Return the records word for word, starting at the line that contains "tree-row[interactable]: 密封圈 x" and continuing through the line that contains "341, 137, 369]", including both of those lines.

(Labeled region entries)
** START **

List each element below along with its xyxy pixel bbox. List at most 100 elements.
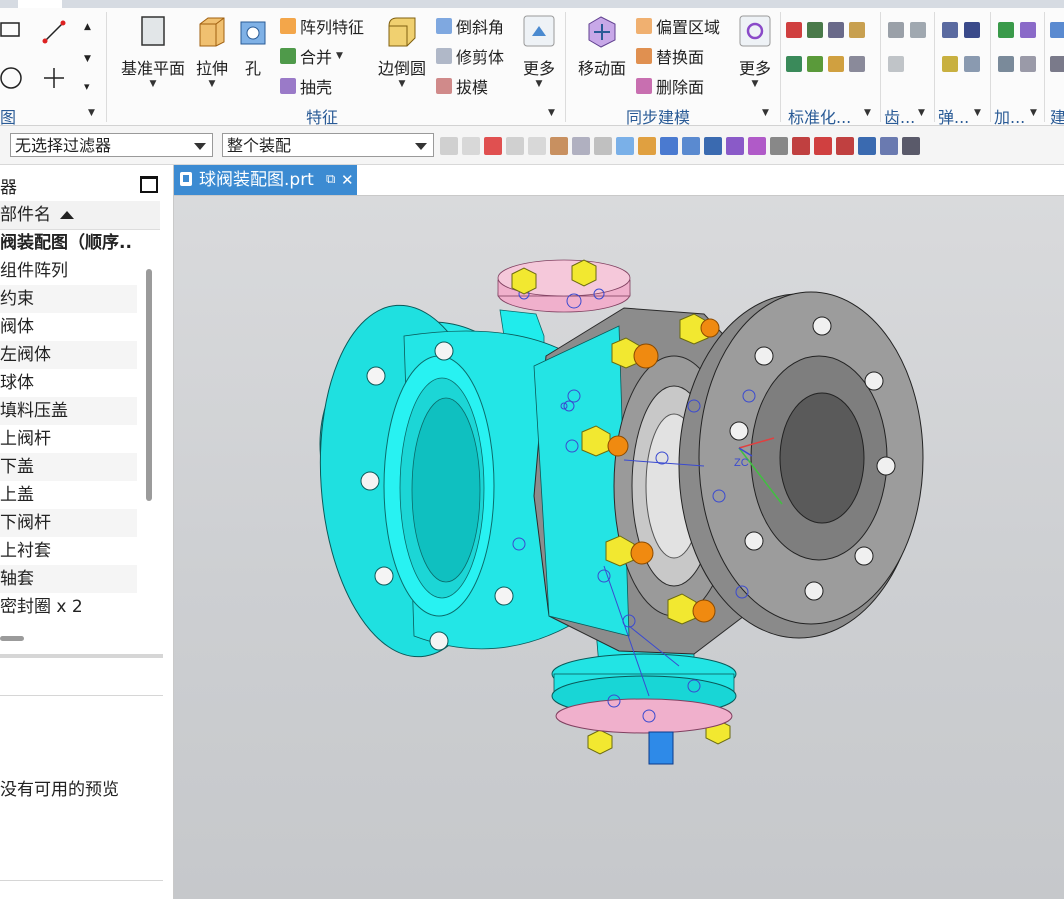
tree-row[interactable]: 密封圈 x 2	[0, 593, 137, 621]
standard-part-icon[interactable]	[828, 56, 844, 72]
point-tool-icon[interactable]	[42, 66, 66, 90]
gear-icon[interactable]	[910, 22, 926, 38]
snap-curve-icon[interactable]	[704, 137, 722, 155]
delete-face-button[interactable]: 删除面	[636, 74, 704, 98]
snap-spline-icon[interactable]	[726, 137, 744, 155]
offset-region-button[interactable]: 偏置区域	[636, 14, 720, 38]
snap-line-icon[interactable]	[660, 137, 678, 155]
replace-face-button[interactable]: 替换面	[636, 44, 704, 68]
group-menu-icon[interactable]: ▼	[1030, 108, 1037, 118]
machining-icon[interactable]	[1020, 56, 1036, 72]
tree-row[interactable]: 组件阵列	[0, 257, 137, 285]
standard-part-icon[interactable]	[786, 56, 802, 72]
group-menu-icon[interactable]: ▼	[918, 108, 925, 118]
standard-part-icon[interactable]	[786, 22, 802, 38]
select-solid-icon[interactable]	[616, 137, 634, 155]
build-icon[interactable]	[1050, 56, 1064, 72]
standard-part-icon[interactable]	[807, 22, 823, 38]
select-feature-icon[interactable]	[440, 137, 458, 155]
menu-tab-active[interactable]	[18, 0, 62, 8]
tree-row[interactable]: 下盖	[0, 453, 137, 481]
snap-quadrant-icon[interactable]	[814, 137, 832, 155]
vertical-scrollbar[interactable]	[146, 269, 152, 501]
sync-more-button[interactable]: 更多 ▼	[734, 14, 776, 89]
tree-row[interactable]: 上阀杆	[0, 425, 137, 453]
snap-tangent-icon[interactable]	[858, 137, 876, 155]
scroll-down-icon[interactable]: ▼	[84, 54, 91, 64]
standard-part-icon[interactable]	[849, 56, 865, 72]
tree-row[interactable]: 上盖	[0, 481, 137, 509]
group-menu-icon[interactable]: ▼	[864, 108, 871, 118]
snap-midpoint-icon[interactable]	[682, 137, 700, 155]
group-menu-icon[interactable]: ▼	[762, 108, 769, 118]
maximize-icon[interactable]	[140, 176, 158, 193]
unite-dropdown-icon[interactable]: ▼	[336, 51, 343, 61]
close-icon[interactable]: ✕	[341, 165, 354, 195]
group-menu-icon[interactable]: ▼	[548, 108, 555, 118]
machining-icon[interactable]	[998, 22, 1014, 38]
line-tool-icon[interactable]	[42, 20, 66, 44]
circle-tool-icon[interactable]	[0, 66, 24, 90]
right-flange[interactable]	[678, 291, 924, 639]
spring-icon[interactable]	[964, 56, 980, 72]
tree-row[interactable]: 左阀体	[0, 341, 137, 369]
machining-icon[interactable]	[1020, 22, 1036, 38]
bottom-cap[interactable]	[551, 653, 737, 765]
document-tab[interactable]: 球阀装配图.prt ⧉ ✕	[174, 165, 357, 195]
draft-button[interactable]: 拔模	[436, 74, 488, 98]
left-valve-body[interactable]	[309, 299, 570, 662]
column-header-part-name[interactable]: 部件名	[0, 201, 160, 230]
spring-icon[interactable]	[942, 56, 958, 72]
hole-button[interactable]: 孔	[236, 14, 270, 79]
datum-plane-button[interactable]: 基准平面 ▼	[118, 14, 188, 89]
group-menu-icon[interactable]: ▼	[88, 108, 95, 118]
snap-wave-icon[interactable]	[748, 137, 766, 155]
snap-center-icon[interactable]	[792, 137, 810, 155]
tree-row[interactable]: 球体	[0, 369, 137, 397]
gear-icon[interactable]	[888, 22, 904, 38]
filter-icon[interactable]	[594, 137, 612, 155]
tree-row[interactable]: 填料压盖	[0, 397, 137, 425]
tree-row[interactable]: 阀体	[0, 313, 137, 341]
unite-button[interactable]: 合并 ▼	[280, 44, 343, 68]
machining-icon[interactable]	[998, 56, 1014, 72]
tree-row[interactable]: 上衬套	[0, 537, 137, 565]
ball-valve-model[interactable]: ZC	[174, 196, 1064, 899]
tree-row[interactable]: 轴套	[0, 565, 137, 593]
snap-endpoint-icon[interactable]	[638, 137, 656, 155]
select-body-icon[interactable]	[462, 137, 480, 155]
scroll-up-icon[interactable]: ▲	[84, 22, 91, 32]
gallery-expand-icon[interactable]: ▾	[84, 80, 90, 93]
select-point-icon[interactable]	[484, 137, 502, 155]
feature-more-button[interactable]: 更多 ▼	[518, 14, 560, 89]
horizontal-scrollbar[interactable]	[0, 636, 24, 641]
tree-row[interactable]: 下阀杆	[0, 509, 137, 537]
group-menu-icon[interactable]: ▼	[974, 108, 981, 118]
gear-icon[interactable]	[888, 56, 904, 72]
select-face-icon[interactable]	[528, 137, 546, 155]
shell-button[interactable]: 抽壳	[280, 74, 332, 98]
tree-row[interactable]: 阀装配图（顺序..	[0, 229, 137, 257]
snap-point-icon[interactable]	[836, 137, 854, 155]
standard-part-icon[interactable]	[828, 22, 844, 38]
trim-body-button[interactable]: 修剪体	[436, 44, 504, 68]
edge-blend-button[interactable]: 边倒圆 ▼	[374, 14, 430, 89]
spring-icon[interactable]	[964, 22, 980, 38]
snap-face-icon[interactable]	[880, 137, 898, 155]
selection-filter-dropdown[interactable]: 无选择过滤器	[10, 133, 213, 157]
move-face-button[interactable]: 移动面	[574, 14, 630, 79]
rectangle-tool-icon[interactable]	[0, 18, 20, 38]
panel-splitter[interactable]	[0, 654, 163, 658]
standard-part-icon[interactable]	[849, 22, 865, 38]
build-icon[interactable]	[1050, 22, 1064, 38]
snap-grid-icon[interactable]	[902, 137, 920, 155]
snap-intersection-icon[interactable]	[770, 137, 788, 155]
tree-row[interactable]: 约束	[0, 285, 137, 313]
pin-tab-icon[interactable]: ⧉	[326, 165, 335, 195]
standard-part-icon[interactable]	[807, 56, 823, 72]
selection-scope-dropdown[interactable]: 整个装配	[222, 133, 434, 157]
spring-icon[interactable]	[942, 22, 958, 38]
pattern-feature-button[interactable]: 阵列特征	[280, 14, 364, 38]
select-rectangle-icon[interactable]	[572, 137, 590, 155]
select-region-icon[interactable]	[550, 137, 568, 155]
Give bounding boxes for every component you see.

** END **

_RIGHT ANSWER_
tree-row[interactable]: 密封圈 x 2	[0, 593, 137, 621]
standard-part-icon[interactable]	[828, 56, 844, 72]
point-tool-icon[interactable]	[42, 66, 66, 90]
gear-icon[interactable]	[910, 22, 926, 38]
snap-curve-icon[interactable]	[704, 137, 722, 155]
delete-face-button[interactable]: 删除面	[636, 74, 704, 98]
snap-spline-icon[interactable]	[726, 137, 744, 155]
offset-region-button[interactable]: 偏置区域	[636, 14, 720, 38]
snap-line-icon[interactable]	[660, 137, 678, 155]
replace-face-button[interactable]: 替换面	[636, 44, 704, 68]
group-menu-icon[interactable]: ▼	[1030, 108, 1037, 118]
machining-icon[interactable]	[1020, 56, 1036, 72]
tree-row[interactable]: 组件阵列	[0, 257, 137, 285]
standard-part-icon[interactable]	[786, 56, 802, 72]
group-menu-icon[interactable]: ▼	[918, 108, 925, 118]
standard-part-icon[interactable]	[786, 22, 802, 38]
select-solid-icon[interactable]	[616, 137, 634, 155]
build-icon[interactable]	[1050, 56, 1064, 72]
standard-part-icon[interactable]	[807, 22, 823, 38]
select-feature-icon[interactable]	[440, 137, 458, 155]
menu-tab-active[interactable]	[18, 0, 62, 8]
tree-row[interactable]: 下盖	[0, 453, 137, 481]
snap-quadrant-icon[interactable]	[814, 137, 832, 155]
vertical-scrollbar[interactable]	[146, 269, 152, 501]
sync-more-button[interactable]: 更多 ▼	[734, 14, 776, 89]
tree-row[interactable]: 上阀杆	[0, 425, 137, 453]
snap-tangent-icon[interactable]	[858, 137, 876, 155]
scroll-down-icon[interactable]: ▼	[84, 54, 91, 64]
standard-part-icon[interactable]	[849, 56, 865, 72]
tree-row[interactable]: 上盖	[0, 481, 137, 509]
group-menu-icon[interactable]: ▼	[864, 108, 871, 118]
snap-midpoint-icon[interactable]	[682, 137, 700, 155]
group-menu-icon[interactable]: ▼	[762, 108, 769, 118]
maximize-icon[interactable]	[140, 176, 158, 193]
unite-dropdown-icon[interactable]: ▼	[336, 51, 343, 61]
close-icon[interactable]: ✕	[341, 165, 354, 195]
group-menu-icon[interactable]: ▼	[548, 108, 555, 118]
machining-icon[interactable]	[998, 22, 1014, 38]
line-tool-icon[interactable]	[42, 20, 66, 44]
circle-tool-icon[interactable]	[0, 66, 24, 90]
right-flange[interactable]	[678, 291, 924, 639]
spring-icon[interactable]	[964, 56, 980, 72]
tree-row[interactable]: 左阀体	[0, 341, 137, 369]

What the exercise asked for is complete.